SOURCE DATA
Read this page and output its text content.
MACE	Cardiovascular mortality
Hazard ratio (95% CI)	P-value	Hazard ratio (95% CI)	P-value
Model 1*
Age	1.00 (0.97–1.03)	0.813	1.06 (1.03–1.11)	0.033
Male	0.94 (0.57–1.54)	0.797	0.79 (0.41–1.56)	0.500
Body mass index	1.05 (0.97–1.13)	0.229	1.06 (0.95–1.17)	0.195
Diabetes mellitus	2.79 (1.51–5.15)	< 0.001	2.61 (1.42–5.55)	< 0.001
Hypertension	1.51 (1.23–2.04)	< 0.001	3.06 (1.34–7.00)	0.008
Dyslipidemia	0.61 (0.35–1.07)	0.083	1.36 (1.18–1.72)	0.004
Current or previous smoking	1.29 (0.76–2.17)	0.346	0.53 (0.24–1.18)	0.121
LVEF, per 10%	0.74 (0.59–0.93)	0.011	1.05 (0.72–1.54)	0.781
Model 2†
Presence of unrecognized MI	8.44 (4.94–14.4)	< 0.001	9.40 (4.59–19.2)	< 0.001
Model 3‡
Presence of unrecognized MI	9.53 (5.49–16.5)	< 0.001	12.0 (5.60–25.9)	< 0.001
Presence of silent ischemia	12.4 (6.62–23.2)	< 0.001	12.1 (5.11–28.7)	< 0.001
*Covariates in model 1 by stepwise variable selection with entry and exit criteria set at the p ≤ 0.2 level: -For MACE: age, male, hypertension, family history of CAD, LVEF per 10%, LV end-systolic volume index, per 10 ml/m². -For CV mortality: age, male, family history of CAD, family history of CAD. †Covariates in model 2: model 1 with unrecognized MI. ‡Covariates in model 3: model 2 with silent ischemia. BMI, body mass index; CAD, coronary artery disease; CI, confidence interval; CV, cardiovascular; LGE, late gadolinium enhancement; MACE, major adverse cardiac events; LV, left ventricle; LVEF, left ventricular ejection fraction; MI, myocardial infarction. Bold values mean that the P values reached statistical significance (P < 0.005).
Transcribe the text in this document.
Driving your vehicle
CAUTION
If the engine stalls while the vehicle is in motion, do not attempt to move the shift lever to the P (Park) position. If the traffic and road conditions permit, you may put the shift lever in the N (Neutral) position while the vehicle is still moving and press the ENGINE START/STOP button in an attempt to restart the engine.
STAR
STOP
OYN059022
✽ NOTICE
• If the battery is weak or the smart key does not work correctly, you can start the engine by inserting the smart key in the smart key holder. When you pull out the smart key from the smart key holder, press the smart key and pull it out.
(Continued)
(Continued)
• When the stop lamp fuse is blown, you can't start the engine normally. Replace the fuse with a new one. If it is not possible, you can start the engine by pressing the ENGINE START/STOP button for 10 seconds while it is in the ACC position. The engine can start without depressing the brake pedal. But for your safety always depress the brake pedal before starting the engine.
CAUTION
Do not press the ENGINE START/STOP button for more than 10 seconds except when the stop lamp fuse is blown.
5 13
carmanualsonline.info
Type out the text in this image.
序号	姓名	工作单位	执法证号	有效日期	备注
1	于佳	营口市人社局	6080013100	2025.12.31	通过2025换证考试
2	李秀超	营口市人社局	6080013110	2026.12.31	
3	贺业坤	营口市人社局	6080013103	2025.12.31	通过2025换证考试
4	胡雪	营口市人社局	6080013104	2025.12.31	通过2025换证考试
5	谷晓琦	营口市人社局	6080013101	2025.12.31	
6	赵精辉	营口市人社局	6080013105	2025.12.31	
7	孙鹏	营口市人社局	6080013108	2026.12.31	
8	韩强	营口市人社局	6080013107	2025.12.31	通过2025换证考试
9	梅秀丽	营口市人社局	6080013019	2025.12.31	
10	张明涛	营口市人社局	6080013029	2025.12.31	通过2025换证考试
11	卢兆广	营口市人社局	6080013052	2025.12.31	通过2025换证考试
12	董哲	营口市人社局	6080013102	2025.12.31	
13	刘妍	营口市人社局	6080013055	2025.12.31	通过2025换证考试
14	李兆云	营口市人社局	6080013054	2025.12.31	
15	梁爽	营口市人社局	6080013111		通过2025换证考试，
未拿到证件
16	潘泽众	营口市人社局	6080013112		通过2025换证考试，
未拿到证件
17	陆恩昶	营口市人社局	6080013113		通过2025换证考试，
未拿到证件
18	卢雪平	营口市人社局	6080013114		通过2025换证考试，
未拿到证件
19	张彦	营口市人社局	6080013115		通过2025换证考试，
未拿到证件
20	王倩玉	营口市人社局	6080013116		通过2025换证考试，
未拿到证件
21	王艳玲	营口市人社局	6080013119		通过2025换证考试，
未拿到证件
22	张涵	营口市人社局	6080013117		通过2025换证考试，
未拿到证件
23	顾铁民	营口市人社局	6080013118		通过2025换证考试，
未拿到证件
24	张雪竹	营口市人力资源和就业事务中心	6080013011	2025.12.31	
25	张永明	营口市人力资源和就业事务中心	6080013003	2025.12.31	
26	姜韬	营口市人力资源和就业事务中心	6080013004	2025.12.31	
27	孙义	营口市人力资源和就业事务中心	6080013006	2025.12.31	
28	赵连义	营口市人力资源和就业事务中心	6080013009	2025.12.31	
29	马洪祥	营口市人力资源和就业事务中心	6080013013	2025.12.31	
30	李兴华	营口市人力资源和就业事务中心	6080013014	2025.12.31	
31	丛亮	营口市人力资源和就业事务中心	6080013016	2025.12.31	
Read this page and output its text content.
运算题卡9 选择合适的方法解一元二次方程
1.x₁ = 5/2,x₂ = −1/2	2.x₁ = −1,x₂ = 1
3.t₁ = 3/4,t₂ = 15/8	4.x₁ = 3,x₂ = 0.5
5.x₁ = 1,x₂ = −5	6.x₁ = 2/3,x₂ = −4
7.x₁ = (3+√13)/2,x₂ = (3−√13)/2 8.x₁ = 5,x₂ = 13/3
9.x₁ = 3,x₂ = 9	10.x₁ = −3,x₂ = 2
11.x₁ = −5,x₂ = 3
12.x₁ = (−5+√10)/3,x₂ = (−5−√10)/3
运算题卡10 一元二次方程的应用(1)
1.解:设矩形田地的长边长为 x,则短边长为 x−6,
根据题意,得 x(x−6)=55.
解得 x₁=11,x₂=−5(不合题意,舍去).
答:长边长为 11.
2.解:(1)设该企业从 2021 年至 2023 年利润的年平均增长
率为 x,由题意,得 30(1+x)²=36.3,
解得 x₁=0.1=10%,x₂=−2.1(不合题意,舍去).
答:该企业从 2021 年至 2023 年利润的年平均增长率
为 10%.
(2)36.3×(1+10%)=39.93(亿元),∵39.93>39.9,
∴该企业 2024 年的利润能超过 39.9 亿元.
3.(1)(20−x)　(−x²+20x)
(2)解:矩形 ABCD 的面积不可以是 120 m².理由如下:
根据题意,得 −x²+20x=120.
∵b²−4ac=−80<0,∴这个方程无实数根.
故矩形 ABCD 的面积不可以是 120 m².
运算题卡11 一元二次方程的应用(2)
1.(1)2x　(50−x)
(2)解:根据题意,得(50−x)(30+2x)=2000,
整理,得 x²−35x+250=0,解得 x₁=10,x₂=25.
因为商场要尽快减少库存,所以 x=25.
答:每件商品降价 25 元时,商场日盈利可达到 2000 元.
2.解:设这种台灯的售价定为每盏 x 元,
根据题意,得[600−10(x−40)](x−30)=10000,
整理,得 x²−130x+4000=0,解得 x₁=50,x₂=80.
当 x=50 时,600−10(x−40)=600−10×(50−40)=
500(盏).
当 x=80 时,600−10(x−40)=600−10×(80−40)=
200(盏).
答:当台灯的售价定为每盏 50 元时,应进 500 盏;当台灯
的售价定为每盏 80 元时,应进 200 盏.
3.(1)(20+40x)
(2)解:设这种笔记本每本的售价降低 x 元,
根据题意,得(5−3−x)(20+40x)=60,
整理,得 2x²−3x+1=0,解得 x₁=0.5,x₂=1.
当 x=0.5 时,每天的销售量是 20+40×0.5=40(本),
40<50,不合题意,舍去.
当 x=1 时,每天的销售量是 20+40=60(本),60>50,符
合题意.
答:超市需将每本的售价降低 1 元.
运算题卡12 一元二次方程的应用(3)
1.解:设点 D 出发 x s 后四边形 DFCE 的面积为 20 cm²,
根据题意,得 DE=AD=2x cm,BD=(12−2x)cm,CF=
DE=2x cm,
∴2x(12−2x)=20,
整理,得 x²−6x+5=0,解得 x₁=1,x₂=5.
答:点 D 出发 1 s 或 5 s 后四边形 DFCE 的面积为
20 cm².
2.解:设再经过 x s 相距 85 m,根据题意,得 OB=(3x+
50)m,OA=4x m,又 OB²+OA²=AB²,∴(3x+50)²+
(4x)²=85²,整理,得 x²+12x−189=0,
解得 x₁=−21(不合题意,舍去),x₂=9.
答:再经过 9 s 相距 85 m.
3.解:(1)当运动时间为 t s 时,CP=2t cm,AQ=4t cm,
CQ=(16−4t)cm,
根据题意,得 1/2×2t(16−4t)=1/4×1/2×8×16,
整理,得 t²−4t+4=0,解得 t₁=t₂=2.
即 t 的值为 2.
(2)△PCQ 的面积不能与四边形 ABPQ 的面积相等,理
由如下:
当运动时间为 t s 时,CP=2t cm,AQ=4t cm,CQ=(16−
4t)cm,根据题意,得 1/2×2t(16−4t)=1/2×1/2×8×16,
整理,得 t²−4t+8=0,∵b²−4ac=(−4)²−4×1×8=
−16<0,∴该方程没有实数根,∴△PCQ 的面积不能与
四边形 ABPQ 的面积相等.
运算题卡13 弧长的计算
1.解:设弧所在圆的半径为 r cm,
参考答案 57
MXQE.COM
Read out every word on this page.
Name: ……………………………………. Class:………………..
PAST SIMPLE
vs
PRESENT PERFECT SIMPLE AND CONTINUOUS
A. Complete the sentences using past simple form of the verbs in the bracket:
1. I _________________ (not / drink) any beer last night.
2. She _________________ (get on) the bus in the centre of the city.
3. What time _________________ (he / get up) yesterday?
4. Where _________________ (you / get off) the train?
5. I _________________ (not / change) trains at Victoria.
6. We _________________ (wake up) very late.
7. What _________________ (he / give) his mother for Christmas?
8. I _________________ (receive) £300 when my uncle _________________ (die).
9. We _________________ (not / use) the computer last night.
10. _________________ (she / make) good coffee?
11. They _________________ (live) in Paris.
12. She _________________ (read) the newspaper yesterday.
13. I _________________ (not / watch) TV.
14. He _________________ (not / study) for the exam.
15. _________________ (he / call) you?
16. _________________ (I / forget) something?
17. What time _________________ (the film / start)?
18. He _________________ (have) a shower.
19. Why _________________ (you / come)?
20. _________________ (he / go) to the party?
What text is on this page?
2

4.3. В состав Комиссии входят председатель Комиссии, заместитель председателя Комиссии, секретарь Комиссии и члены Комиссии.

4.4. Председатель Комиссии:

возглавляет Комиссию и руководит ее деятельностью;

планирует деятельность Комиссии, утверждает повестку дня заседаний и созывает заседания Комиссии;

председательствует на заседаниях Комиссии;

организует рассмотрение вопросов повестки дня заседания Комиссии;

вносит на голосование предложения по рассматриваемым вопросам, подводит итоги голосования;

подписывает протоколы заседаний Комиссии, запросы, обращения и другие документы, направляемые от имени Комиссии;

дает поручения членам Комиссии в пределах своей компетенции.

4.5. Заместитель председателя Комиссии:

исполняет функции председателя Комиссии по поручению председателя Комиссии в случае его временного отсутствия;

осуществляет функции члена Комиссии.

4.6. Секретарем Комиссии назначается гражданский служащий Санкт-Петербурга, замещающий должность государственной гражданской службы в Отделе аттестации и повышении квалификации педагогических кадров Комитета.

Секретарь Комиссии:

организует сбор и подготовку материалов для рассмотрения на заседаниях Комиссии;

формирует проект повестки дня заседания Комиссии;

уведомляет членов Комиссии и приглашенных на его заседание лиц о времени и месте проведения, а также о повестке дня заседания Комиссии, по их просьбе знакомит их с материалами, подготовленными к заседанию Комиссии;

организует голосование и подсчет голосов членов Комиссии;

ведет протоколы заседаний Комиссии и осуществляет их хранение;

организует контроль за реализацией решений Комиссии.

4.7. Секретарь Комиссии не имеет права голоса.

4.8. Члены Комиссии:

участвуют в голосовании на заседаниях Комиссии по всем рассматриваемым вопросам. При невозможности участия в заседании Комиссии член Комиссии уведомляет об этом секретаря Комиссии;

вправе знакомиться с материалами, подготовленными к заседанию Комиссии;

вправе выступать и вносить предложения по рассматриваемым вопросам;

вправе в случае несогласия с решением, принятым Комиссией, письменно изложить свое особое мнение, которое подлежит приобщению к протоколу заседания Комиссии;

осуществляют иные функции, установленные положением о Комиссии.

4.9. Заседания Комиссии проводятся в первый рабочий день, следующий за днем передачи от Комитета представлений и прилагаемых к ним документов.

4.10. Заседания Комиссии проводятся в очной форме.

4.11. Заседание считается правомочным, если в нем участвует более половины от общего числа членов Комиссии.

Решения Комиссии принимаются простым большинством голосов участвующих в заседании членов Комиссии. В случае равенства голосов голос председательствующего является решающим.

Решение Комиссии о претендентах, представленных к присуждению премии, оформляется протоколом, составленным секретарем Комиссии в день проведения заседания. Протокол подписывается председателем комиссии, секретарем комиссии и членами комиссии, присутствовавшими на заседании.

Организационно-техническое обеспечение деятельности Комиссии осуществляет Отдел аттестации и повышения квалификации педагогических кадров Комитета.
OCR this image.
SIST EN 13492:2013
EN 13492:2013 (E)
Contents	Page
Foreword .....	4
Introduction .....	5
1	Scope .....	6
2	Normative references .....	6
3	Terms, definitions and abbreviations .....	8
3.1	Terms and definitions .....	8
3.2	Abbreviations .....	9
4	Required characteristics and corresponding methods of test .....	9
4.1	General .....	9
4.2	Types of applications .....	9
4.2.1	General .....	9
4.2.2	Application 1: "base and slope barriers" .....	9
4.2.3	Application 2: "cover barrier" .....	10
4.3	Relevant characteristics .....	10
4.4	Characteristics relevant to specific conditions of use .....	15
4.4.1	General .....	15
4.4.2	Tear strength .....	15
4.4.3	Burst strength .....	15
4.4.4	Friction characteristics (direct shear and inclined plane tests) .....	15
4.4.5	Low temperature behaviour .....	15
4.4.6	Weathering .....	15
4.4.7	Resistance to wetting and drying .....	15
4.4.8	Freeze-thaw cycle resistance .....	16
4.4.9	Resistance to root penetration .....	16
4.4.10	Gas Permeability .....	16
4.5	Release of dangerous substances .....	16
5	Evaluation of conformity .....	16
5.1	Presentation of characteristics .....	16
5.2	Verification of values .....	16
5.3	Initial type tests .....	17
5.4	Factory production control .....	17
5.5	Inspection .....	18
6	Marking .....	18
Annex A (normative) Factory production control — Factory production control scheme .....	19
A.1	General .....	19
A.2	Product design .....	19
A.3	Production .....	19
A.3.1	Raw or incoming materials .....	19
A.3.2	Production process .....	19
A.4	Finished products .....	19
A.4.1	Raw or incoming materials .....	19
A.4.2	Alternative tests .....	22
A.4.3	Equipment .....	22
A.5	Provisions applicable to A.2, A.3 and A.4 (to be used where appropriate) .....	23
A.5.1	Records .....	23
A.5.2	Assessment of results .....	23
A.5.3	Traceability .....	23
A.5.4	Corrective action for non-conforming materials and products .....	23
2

STATED PROBLEM
Across the entries, how many lines hold the word "control"? Say only the number.

EXERCISE RESPONSE
2